GOAL: Return the lines from the entries below exactly as they appear, from the line with "- hero-title: Internships/Jobs: [668, 311, 1236, 390]" to the line with "- hero-banner: Internships/Jobs", including both of those lines.

DATA EXTRACT:

■ ■ ■ ■ ■

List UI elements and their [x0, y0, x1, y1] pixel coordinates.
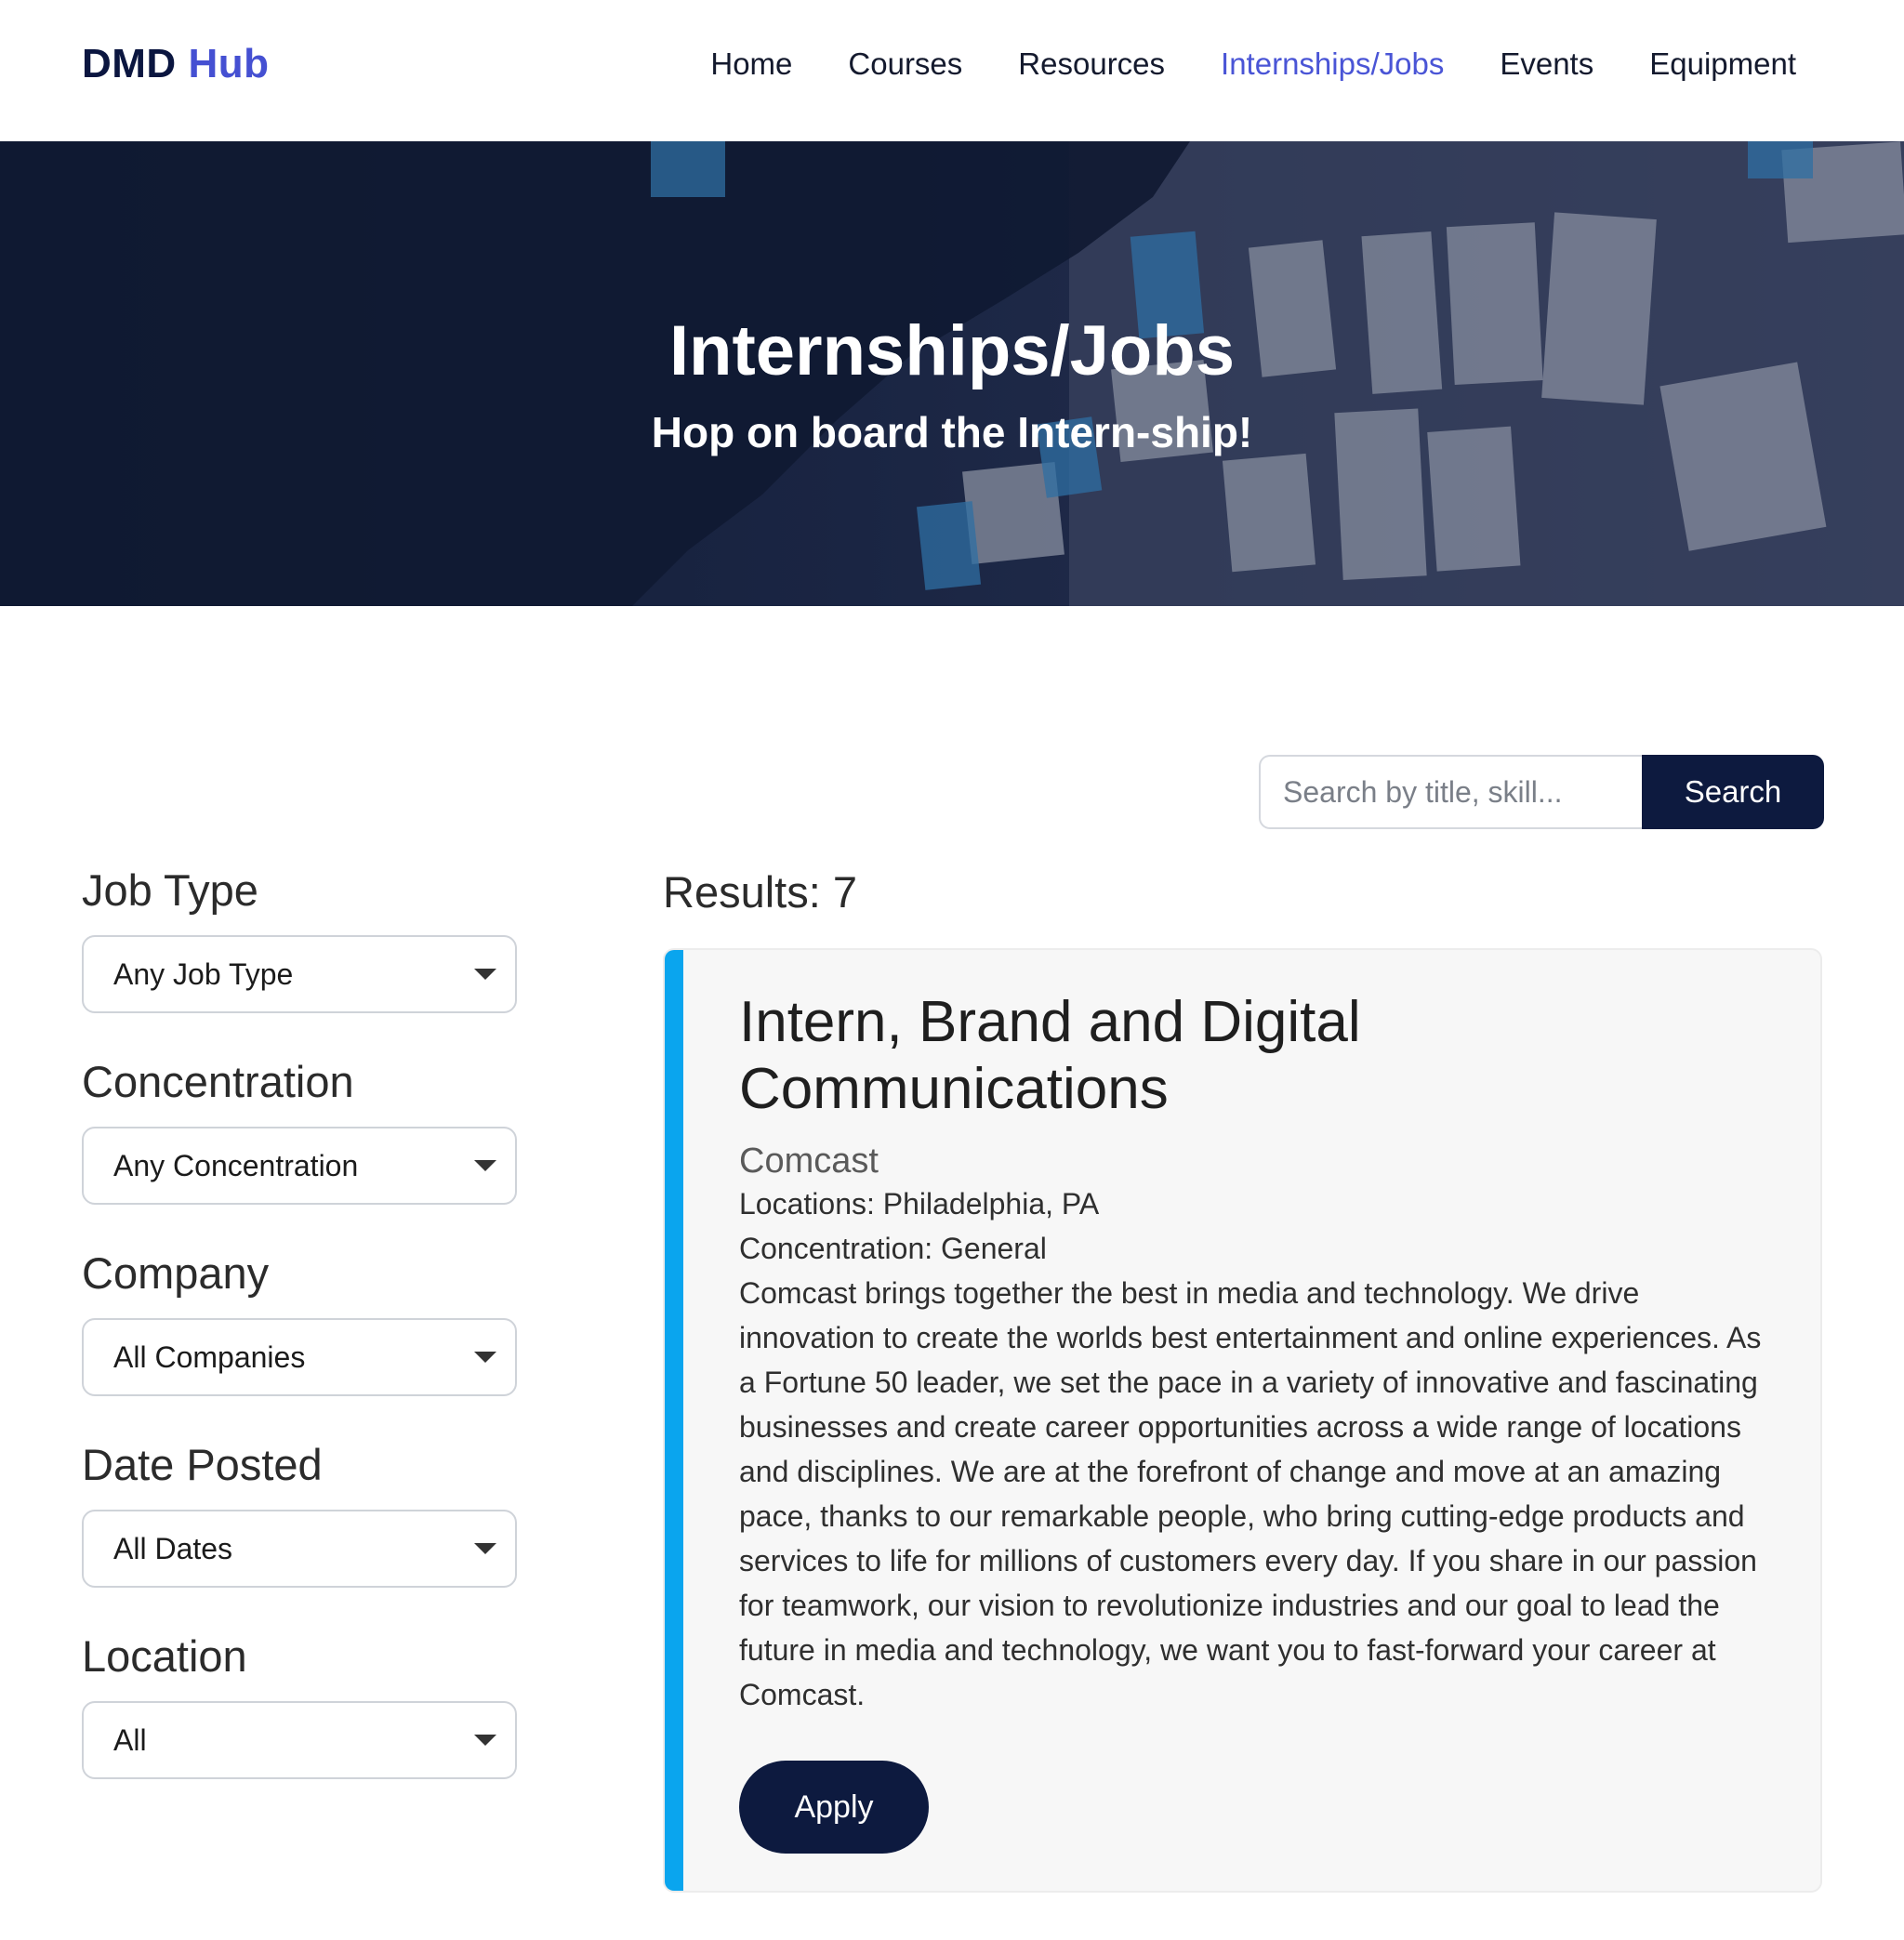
- hero-title: Internships/Jobs: [668, 311, 1236, 390]
- filter-location: Location All: [82, 1630, 519, 1822]
- card-accent-bar: [665, 950, 683, 1891]
- nav-link-courses[interactable]: Courses: [848, 46, 962, 82]
- job-search-bar: Search: [1259, 755, 1824, 829]
- hero-subtitle: Hop on board the Intern-ship!: [651, 408, 1253, 456]
- nav-link-internships-jobs[interactable]: Internships/Jobs: [1221, 46, 1444, 82]
- select-value: All: [113, 1723, 147, 1757]
- search-button[interactable]: Search: [1642, 755, 1824, 829]
- hero-banner: Internships/Jobs Hop on board the Intern…: [0, 141, 1904, 606]
- nav-link-events[interactable]: Events: [1500, 46, 1593, 82]
- nav-link-equipment[interactable]: Equipment: [1649, 46, 1796, 82]
- logo-text-hub: Hub: [188, 41, 270, 86]
- job-title: Intern, Brand and Digital Communications: [739, 990, 1361, 1121]
- location-select[interactable]: All: [82, 1701, 517, 1779]
- caret-down-icon: [474, 1352, 496, 1363]
- caret-down-icon: [474, 1160, 496, 1171]
- filter-company: Company All Companies: [82, 1247, 519, 1439]
- job-type-select[interactable]: Any Job Type: [82, 935, 517, 1013]
- filter-job-type: Job Type Any Job Type: [82, 864, 519, 1056]
- top-navbar: DMD Hub Home Courses Resources Internshi…: [0, 0, 1904, 141]
- results-count: Results: 7: [663, 867, 857, 917]
- job-concentration: Concentration: General: [739, 1232, 1047, 1265]
- site-logo[interactable]: DMD Hub: [82, 41, 269, 87]
- nav-link-home[interactable]: Home: [710, 46, 792, 82]
- filter-label: Location: [82, 1631, 247, 1681]
- job-company: Comcast: [739, 1142, 879, 1181]
- logo-text-dmd: DMD: [82, 41, 177, 86]
- filter-label: Date Posted: [82, 1440, 323, 1489]
- filter-date-posted: Date Posted All Dates: [82, 1439, 519, 1630]
- select-value: Any Job Type: [113, 957, 294, 991]
- filter-label: Job Type: [82, 865, 258, 915]
- search-input[interactable]: [1259, 755, 1642, 829]
- filter-label: Concentration: [82, 1057, 354, 1106]
- job-card: Intern, Brand and Digital Communications…: [663, 948, 1822, 1893]
- caret-down-icon: [474, 1543, 496, 1554]
- caret-down-icon: [474, 1735, 496, 1746]
- nav-links: Home Courses Resources Internships/Jobs …: [710, 46, 1796, 82]
- job-locations: Locations: Philadelphia, PA: [739, 1187, 1100, 1221]
- filter-label: Company: [82, 1248, 270, 1298]
- select-value: All Dates: [113, 1532, 233, 1565]
- select-value: Any Concentration: [113, 1149, 359, 1182]
- apply-button[interactable]: Apply: [739, 1761, 929, 1854]
- filter-concentration: Concentration Any Concentration: [82, 1056, 519, 1247]
- job-description: Comcast brings together the best in medi…: [739, 1276, 1762, 1711]
- filters-sidebar: Job Type Any Job Type Concentration Any …: [82, 864, 519, 1822]
- concentration-select[interactable]: Any Concentration: [82, 1127, 517, 1205]
- job-card-body: Intern, Brand and Digital Communications…: [739, 989, 1771, 1717]
- company-select[interactable]: All Companies: [82, 1318, 517, 1396]
- nav-link-resources[interactable]: Resources: [1018, 46, 1165, 82]
- caret-down-icon: [474, 969, 496, 980]
- date-posted-select[interactable]: All Dates: [82, 1510, 517, 1588]
- select-value: All Companies: [113, 1340, 306, 1374]
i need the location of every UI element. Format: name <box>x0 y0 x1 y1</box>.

■ ■ ■ ■ ■

WRITTEN REPLY:
- hero-title: Internships/Jobs: [668, 311, 1236, 390]
- filter-location: Location All: [82, 1630, 519, 1822]
- card-accent-bar: [665, 950, 683, 1891]
- nav-link-courses[interactable]: Courses: [848, 46, 962, 82]
- job-search-bar: Search: [1259, 755, 1824, 829]
- hero-subtitle: Hop on board the Intern-ship!: [651, 408, 1253, 456]
- nav-link-internships-jobs[interactable]: Internships/Jobs: [1221, 46, 1444, 82]
- select-value: All: [113, 1723, 147, 1757]
- search-button[interactable]: Search: [1642, 755, 1824, 829]
- hero-banner: Internships/Jobs Hop on board the Intern…: [0, 141, 1904, 606]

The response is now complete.